--- START Recorded data ---

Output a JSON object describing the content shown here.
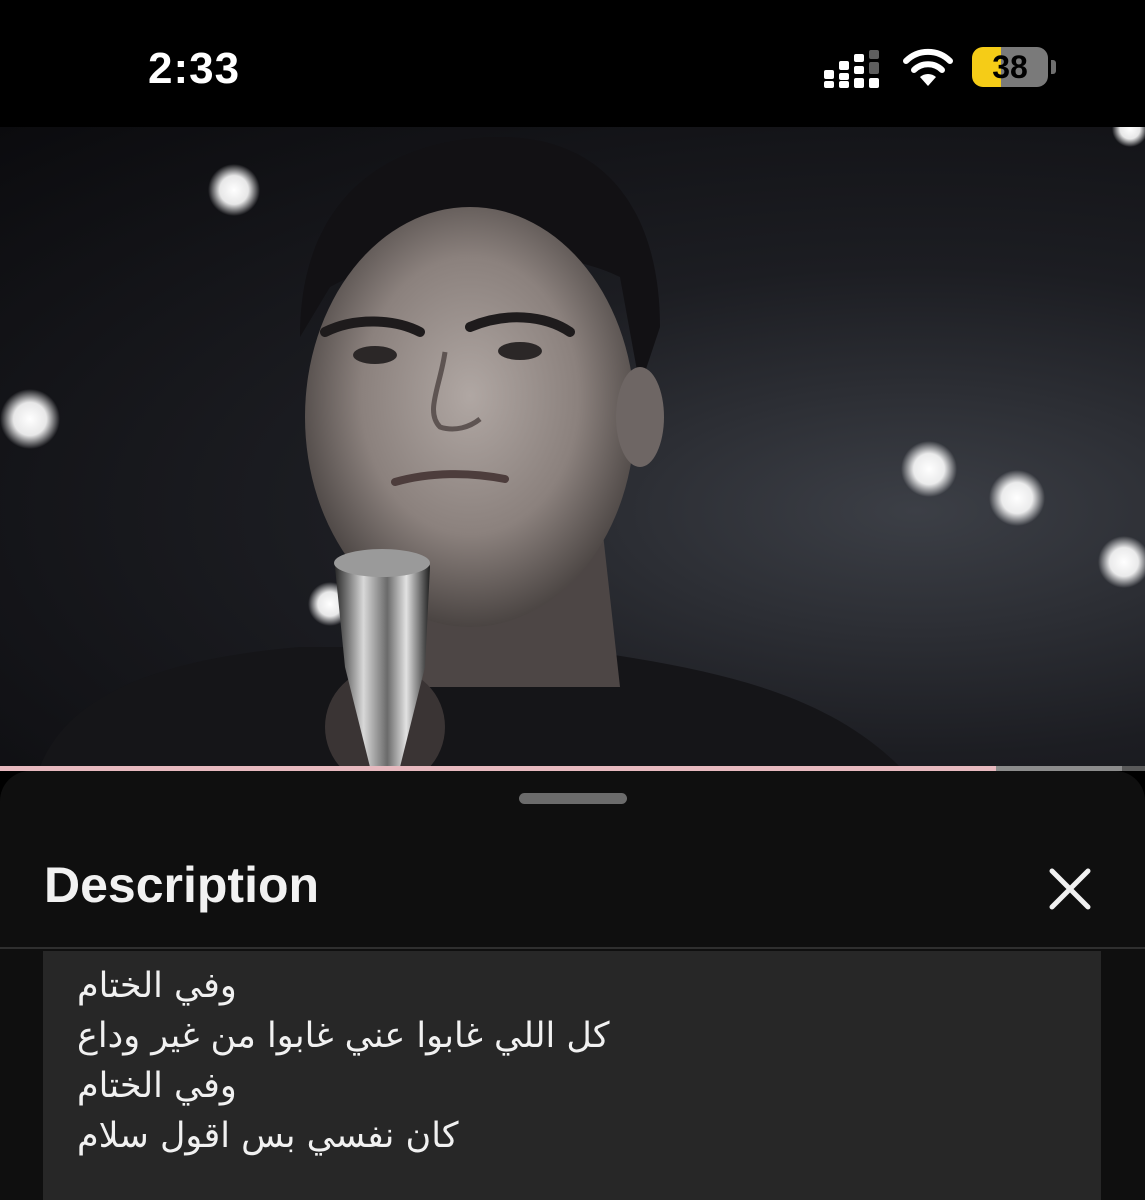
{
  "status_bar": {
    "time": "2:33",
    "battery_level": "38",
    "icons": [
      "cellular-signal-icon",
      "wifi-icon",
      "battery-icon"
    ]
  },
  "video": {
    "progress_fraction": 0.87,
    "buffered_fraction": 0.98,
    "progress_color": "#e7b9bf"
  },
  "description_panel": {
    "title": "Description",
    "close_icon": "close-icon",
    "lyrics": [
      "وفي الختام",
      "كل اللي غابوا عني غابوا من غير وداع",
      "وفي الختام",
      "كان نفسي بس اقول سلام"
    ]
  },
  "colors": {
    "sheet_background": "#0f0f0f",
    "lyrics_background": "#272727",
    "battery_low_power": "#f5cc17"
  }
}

--- END Recorded data ---

What you need to do
Output all of the data exactly as it stands, minus any images.

Problem solution
Output a JSON object describing the content shown here.
{
  "status_bar": {
    "time": "2:33",
    "battery_level": "38",
    "icons": [
      "cellular-signal-icon",
      "wifi-icon",
      "battery-icon"
    ]
  },
  "video": {
    "progress_fraction": 0.87,
    "buffered_fraction": 0.98,
    "progress_color": "#e7b9bf"
  },
  "description_panel": {
    "title": "Description",
    "close_icon": "close-icon",
    "lyrics": [
      "وفي الختام",
      "كل اللي غابوا عني غابوا من غير وداع",
      "وفي الختام",
      "كان نفسي بس اقول سلام"
    ]
  },
  "colors": {
    "sheet_background": "#0f0f0f",
    "lyrics_background": "#272727",
    "battery_low_power": "#f5cc17"
  }
}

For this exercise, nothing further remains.